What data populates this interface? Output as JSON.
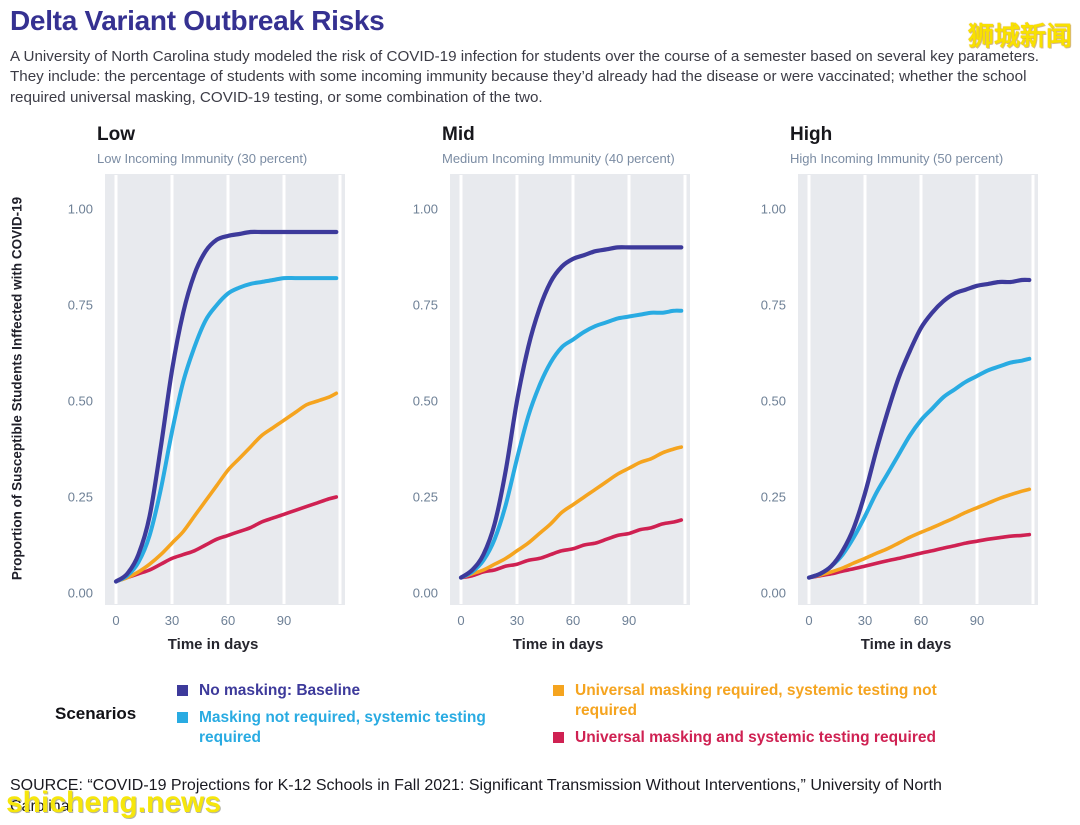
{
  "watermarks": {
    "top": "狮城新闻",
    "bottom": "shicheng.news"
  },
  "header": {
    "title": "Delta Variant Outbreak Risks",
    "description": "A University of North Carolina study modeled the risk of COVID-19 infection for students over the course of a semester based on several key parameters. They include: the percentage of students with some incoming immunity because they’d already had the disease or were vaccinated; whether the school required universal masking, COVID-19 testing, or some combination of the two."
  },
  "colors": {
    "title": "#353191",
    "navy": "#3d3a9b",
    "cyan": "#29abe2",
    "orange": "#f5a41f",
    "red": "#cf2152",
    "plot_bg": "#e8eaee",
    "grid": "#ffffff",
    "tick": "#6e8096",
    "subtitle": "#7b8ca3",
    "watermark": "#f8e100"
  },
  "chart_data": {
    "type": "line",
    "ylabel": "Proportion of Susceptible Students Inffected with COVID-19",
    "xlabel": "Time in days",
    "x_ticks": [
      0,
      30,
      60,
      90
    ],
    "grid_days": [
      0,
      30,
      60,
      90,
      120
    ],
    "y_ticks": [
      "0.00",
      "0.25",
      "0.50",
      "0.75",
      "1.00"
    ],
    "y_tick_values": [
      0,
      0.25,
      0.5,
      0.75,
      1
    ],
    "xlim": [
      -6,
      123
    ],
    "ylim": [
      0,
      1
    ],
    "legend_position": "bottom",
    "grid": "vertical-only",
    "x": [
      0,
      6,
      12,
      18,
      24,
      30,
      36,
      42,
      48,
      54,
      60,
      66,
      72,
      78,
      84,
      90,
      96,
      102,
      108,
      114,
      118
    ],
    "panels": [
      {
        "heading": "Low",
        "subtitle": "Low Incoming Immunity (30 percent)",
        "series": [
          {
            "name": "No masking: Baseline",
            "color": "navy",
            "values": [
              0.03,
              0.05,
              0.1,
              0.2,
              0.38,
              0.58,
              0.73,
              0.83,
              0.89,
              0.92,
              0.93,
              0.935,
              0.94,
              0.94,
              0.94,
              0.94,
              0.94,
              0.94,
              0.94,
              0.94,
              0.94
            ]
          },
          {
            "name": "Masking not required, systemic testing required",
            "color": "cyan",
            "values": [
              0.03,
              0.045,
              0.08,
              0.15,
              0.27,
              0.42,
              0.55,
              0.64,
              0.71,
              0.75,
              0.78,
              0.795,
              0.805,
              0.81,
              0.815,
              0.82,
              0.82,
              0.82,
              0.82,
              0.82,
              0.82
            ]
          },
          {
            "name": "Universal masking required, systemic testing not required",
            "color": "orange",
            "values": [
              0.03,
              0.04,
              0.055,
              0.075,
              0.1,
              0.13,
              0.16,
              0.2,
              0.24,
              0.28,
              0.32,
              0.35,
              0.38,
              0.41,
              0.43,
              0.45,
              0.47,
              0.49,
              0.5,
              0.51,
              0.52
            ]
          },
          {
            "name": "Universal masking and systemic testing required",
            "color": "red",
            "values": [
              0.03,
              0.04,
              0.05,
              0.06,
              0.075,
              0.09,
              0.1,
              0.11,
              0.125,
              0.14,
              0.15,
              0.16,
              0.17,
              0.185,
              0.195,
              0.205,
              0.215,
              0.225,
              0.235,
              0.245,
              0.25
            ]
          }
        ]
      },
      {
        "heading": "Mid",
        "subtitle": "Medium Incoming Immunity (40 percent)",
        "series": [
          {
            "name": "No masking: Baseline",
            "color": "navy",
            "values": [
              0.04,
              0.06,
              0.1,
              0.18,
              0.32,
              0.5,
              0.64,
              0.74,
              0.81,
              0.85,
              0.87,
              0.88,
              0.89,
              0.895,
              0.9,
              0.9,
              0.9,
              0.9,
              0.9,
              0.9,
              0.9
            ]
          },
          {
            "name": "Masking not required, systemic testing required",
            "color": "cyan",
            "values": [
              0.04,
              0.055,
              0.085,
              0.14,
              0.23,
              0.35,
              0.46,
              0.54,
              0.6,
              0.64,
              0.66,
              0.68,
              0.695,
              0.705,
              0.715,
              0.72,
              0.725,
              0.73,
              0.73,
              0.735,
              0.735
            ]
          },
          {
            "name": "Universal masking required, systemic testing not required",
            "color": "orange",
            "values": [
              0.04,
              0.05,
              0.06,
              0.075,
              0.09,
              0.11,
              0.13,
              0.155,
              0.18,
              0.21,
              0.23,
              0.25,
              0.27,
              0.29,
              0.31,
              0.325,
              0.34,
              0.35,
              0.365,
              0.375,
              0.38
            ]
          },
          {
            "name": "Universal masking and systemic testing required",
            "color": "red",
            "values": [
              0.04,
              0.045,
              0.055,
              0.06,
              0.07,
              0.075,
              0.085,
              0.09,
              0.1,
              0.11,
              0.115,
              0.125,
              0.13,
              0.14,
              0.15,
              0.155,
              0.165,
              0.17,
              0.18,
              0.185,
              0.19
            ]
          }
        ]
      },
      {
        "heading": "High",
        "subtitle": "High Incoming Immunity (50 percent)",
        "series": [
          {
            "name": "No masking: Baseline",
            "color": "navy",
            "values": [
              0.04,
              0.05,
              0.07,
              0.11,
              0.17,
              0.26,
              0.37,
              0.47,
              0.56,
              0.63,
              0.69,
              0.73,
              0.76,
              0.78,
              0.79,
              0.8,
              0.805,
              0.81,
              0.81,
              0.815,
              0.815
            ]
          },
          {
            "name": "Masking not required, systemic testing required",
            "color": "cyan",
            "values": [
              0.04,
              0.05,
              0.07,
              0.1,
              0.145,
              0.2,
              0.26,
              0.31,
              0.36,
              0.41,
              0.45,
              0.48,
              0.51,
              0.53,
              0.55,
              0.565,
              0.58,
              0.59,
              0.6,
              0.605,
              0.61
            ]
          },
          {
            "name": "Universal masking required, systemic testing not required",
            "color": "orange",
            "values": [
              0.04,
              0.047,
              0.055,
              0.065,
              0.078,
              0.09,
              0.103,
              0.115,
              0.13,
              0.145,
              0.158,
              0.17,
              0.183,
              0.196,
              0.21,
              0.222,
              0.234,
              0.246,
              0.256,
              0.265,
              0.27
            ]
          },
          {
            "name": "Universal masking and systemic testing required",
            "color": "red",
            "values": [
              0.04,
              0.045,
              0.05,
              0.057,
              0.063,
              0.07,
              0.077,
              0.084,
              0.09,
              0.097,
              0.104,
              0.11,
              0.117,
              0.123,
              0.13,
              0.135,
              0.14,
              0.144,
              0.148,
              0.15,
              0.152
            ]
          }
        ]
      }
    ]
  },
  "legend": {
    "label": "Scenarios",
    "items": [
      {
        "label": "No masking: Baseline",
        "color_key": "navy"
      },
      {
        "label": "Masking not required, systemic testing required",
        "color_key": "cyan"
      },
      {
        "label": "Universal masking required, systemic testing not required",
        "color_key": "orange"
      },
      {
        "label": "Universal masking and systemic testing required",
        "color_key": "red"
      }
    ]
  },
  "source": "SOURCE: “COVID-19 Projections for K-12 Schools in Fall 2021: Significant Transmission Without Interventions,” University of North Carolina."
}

·····

EXERCISE ▸ Write out the material above again, word for word, minus its pictures.

SOLUTION ▸
What data populates this interface? Output as JSON.
{
  "watermarks": {
    "top": "狮城新闻",
    "bottom": "shicheng.news"
  },
  "header": {
    "title": "Delta Variant Outbreak Risks",
    "description": "A University of North Carolina study modeled the risk of COVID-19 infection for students over the course of a semester based on several key parameters. They include: the percentage of students with some incoming immunity because they’d already had the disease or were vaccinated; whether the school required universal masking, COVID-19 testing, or some combination of the two."
  },
  "colors": {
    "title": "#353191",
    "navy": "#3d3a9b",
    "cyan": "#29abe2",
    "orange": "#f5a41f",
    "red": "#cf2152",
    "plot_bg": "#e8eaee",
    "grid": "#ffffff",
    "tick": "#6e8096",
    "subtitle": "#7b8ca3",
    "watermark": "#f8e100"
  },
  "chart_data": {
    "type": "line",
    "ylabel": "Proportion of Susceptible Students Inffected with COVID-19",
    "xlabel": "Time in days",
    "x_ticks": [
      0,
      30,
      60,
      90
    ],
    "grid_days": [
      0,
      30,
      60,
      90,
      120
    ],
    "y_ticks": [
      "0.00",
      "0.25",
      "0.50",
      "0.75",
      "1.00"
    ],
    "y_tick_values": [
      0,
      0.25,
      0.5,
      0.75,
      1
    ],
    "xlim": [
      -6,
      123
    ],
    "ylim": [
      0,
      1
    ],
    "legend_position": "bottom",
    "grid": "vertical-only",
    "x": [
      0,
      6,
      12,
      18,
      24,
      30,
      36,
      42,
      48,
      54,
      60,
      66,
      72,
      78,
      84,
      90,
      96,
      102,
      108,
      114,
      118
    ],
    "panels": [
      {
        "heading": "Low",
        "subtitle": "Low Incoming Immunity (30 percent)",
        "series": [
          {
            "name": "No masking: Baseline",
            "color": "navy",
            "values": [
              0.03,
              0.05,
              0.1,
              0.2,
              0.38,
              0.58,
              0.73,
              0.83,
              0.89,
              0.92,
              0.93,
              0.935,
              0.94,
              0.94,
              0.94,
              0.94,
              0.94,
              0.94,
              0.94,
              0.94,
              0.94
            ]
          },
          {
            "name": "Masking not required, systemic testing required",
            "color": "cyan",
            "values": [
              0.03,
              0.045,
              0.08,
              0.15,
              0.27,
              0.42,
              0.55,
              0.64,
              0.71,
              0.75,
              0.78,
              0.795,
              0.805,
              0.81,
              0.815,
              0.82,
              0.82,
              0.82,
              0.82,
              0.82,
              0.82
            ]
          },
          {
            "name": "Universal masking required, systemic testing not required",
            "color": "orange",
            "values": [
              0.03,
              0.04,
              0.055,
              0.075,
              0.1,
              0.13,
              0.16,
              0.2,
              0.24,
              0.28,
              0.32,
              0.35,
              0.38,
              0.41,
              0.43,
              0.45,
              0.47,
              0.49,
              0.5,
              0.51,
              0.52
            ]
          },
          {
            "name": "Universal masking and systemic testing required",
            "color": "red",
            "values": [
              0.03,
              0.04,
              0.05,
              0.06,
              0.075,
              0.09,
              0.1,
              0.11,
              0.125,
              0.14,
              0.15,
              0.16,
              0.17,
              0.185,
              0.195,
              0.205,
              0.215,
              0.225,
              0.235,
              0.245,
              0.25
            ]
          }
        ]
      },
      {
        "heading": "Mid",
        "subtitle": "Medium Incoming Immunity (40 percent)",
        "series": [
          {
            "name": "No masking: Baseline",
            "color": "navy",
            "values": [
              0.04,
              0.06,
              0.1,
              0.18,
              0.32,
              0.5,
              0.64,
              0.74,
              0.81,
              0.85,
              0.87,
              0.88,
              0.89,
              0.895,
              0.9,
              0.9,
              0.9,
              0.9,
              0.9,
              0.9,
              0.9
            ]
          },
          {
            "name": "Masking not required, systemic testing required",
            "color": "cyan",
            "values": [
              0.04,
              0.055,
              0.085,
              0.14,
              0.23,
              0.35,
              0.46,
              0.54,
              0.6,
              0.64,
              0.66,
              0.68,
              0.695,
              0.705,
              0.715,
              0.72,
              0.725,
              0.73,
              0.73,
              0.735,
              0.735
            ]
          },
          {
            "name": "Universal masking required, systemic testing not required",
            "color": "orange",
            "values": [
              0.04,
              0.05,
              0.06,
              0.075,
              0.09,
              0.11,
              0.13,
              0.155,
              0.18,
              0.21,
              0.23,
              0.25,
              0.27,
              0.29,
              0.31,
              0.325,
              0.34,
              0.35,
              0.365,
              0.375,
              0.38
            ]
          },
          {
            "name": "Universal masking and systemic testing required",
            "color": "red",
            "values": [
              0.04,
              0.045,
              0.055,
              0.06,
              0.07,
              0.075,
              0.085,
              0.09,
              0.1,
              0.11,
              0.115,
              0.125,
              0.13,
              0.14,
              0.15,
              0.155,
              0.165,
              0.17,
              0.18,
              0.185,
              0.19
            ]
          }
        ]
      },
      {
        "heading": "High",
        "subtitle": "High Incoming Immunity (50 percent)",
        "series": [
          {
            "name": "No masking: Baseline",
            "color": "navy",
            "values": [
              0.04,
              0.05,
              0.07,
              0.11,
              0.17,
              0.26,
              0.37,
              0.47,
              0.56,
              0.63,
              0.69,
              0.73,
              0.76,
              0.78,
              0.79,
              0.8,
              0.805,
              0.81,
              0.81,
              0.815,
              0.815
            ]
          },
          {
            "name": "Masking not required, systemic testing required",
            "color": "cyan",
            "values": [
              0.04,
              0.05,
              0.07,
              0.1,
              0.145,
              0.2,
              0.26,
              0.31,
              0.36,
              0.41,
              0.45,
              0.48,
              0.51,
              0.53,
              0.55,
              0.565,
              0.58,
              0.59,
              0.6,
              0.605,
              0.61
            ]
          },
          {
            "name": "Universal masking required, systemic testing not required",
            "color": "orange",
            "values": [
              0.04,
              0.047,
              0.055,
              0.065,
              0.078,
              0.09,
              0.103,
              0.115,
              0.13,
              0.145,
              0.158,
              0.17,
              0.183,
              0.196,
              0.21,
              0.222,
              0.234,
              0.246,
              0.256,
              0.265,
              0.27
            ]
          },
          {
            "name": "Universal masking and systemic testing required",
            "color": "red",
            "values": [
              0.04,
              0.045,
              0.05,
              0.057,
              0.063,
              0.07,
              0.077,
              0.084,
              0.09,
              0.097,
              0.104,
              0.11,
              0.117,
              0.123,
              0.13,
              0.135,
              0.14,
              0.144,
              0.148,
              0.15,
              0.152
            ]
          }
        ]
      }
    ]
  },
  "legend": {
    "label": "Scenarios",
    "items": [
      {
        "label": "No masking: Baseline",
        "color_key": "navy"
      },
      {
        "label": "Masking not required, systemic testing required",
        "color_key": "cyan"
      },
      {
        "label": "Universal masking required, systemic testing not required",
        "color_key": "orange"
      },
      {
        "label": "Universal masking and systemic testing required",
        "color_key": "red"
      }
    ]
  },
  "source": "SOURCE: “COVID-19 Projections for K-12 Schools in Fall 2021: Significant Transmission Without Interventions,” University of North Carolina."
}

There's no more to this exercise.